▶ **Directions**
All lines in which the word "median" occurs are to be extracted.

▶ **Listed records**
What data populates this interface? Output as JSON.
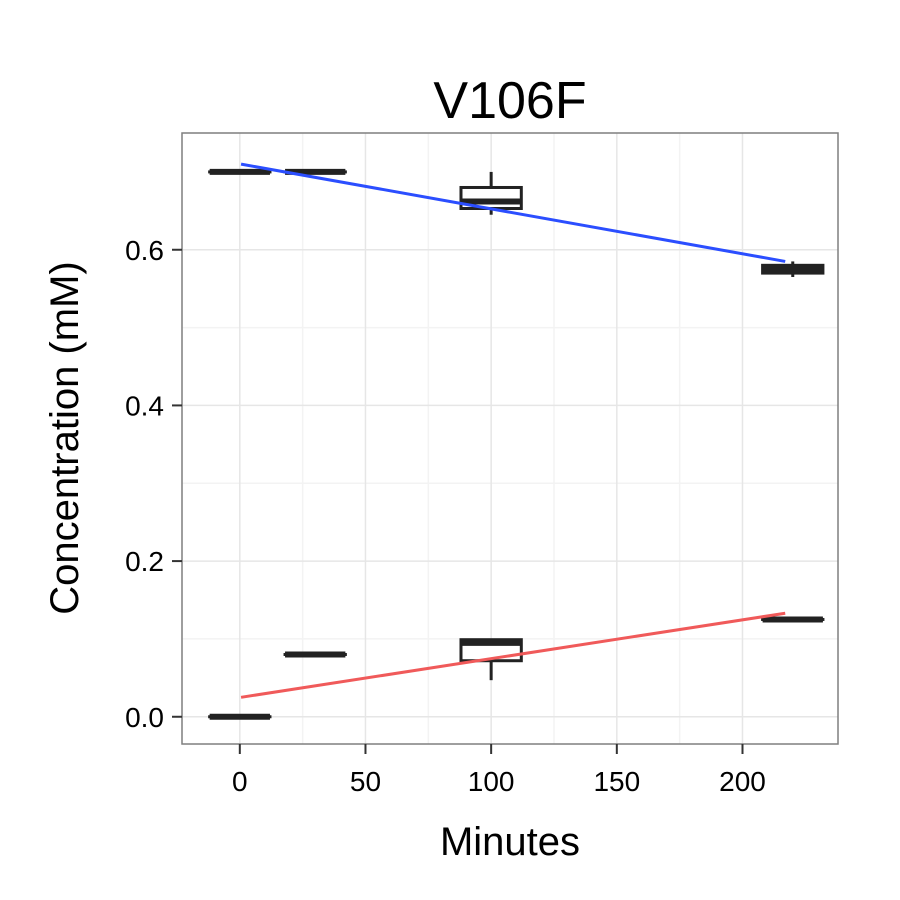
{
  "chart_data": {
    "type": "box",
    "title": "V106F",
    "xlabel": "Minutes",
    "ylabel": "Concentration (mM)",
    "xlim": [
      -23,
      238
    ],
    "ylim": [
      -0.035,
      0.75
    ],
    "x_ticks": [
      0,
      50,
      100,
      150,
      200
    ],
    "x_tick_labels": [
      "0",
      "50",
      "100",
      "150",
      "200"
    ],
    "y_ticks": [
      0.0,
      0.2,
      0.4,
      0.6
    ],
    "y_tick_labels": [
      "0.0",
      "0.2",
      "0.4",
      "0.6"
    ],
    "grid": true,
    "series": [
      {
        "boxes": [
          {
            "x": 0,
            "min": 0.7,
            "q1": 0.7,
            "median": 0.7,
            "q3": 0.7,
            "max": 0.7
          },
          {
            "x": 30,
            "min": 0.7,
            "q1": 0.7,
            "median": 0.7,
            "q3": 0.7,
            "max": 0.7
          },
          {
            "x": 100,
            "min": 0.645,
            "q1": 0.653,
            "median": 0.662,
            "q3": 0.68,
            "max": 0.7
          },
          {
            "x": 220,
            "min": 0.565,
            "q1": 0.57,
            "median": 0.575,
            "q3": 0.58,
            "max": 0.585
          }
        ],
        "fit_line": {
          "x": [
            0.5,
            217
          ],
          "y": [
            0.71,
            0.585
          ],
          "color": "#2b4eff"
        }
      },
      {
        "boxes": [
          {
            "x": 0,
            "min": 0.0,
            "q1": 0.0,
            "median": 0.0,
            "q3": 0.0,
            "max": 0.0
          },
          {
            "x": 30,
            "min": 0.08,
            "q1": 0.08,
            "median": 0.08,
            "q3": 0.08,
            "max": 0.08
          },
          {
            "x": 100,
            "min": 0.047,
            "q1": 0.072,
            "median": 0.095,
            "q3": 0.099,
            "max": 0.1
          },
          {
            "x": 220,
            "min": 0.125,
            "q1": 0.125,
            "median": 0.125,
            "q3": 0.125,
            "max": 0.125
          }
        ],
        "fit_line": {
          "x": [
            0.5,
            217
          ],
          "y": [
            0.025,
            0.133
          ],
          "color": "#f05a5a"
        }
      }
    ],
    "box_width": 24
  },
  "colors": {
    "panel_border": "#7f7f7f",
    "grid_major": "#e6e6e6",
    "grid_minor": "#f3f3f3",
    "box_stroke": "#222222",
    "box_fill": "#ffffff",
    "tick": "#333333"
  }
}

▶ **Solution to this exercise**
            "median": 0.7,
            "median": 0.7,
            "median": 0.662,
            "median": 0.575,
            "median": 0.0,
            "median": 0.08,
            "median": 0.095,
            "median": 0.125,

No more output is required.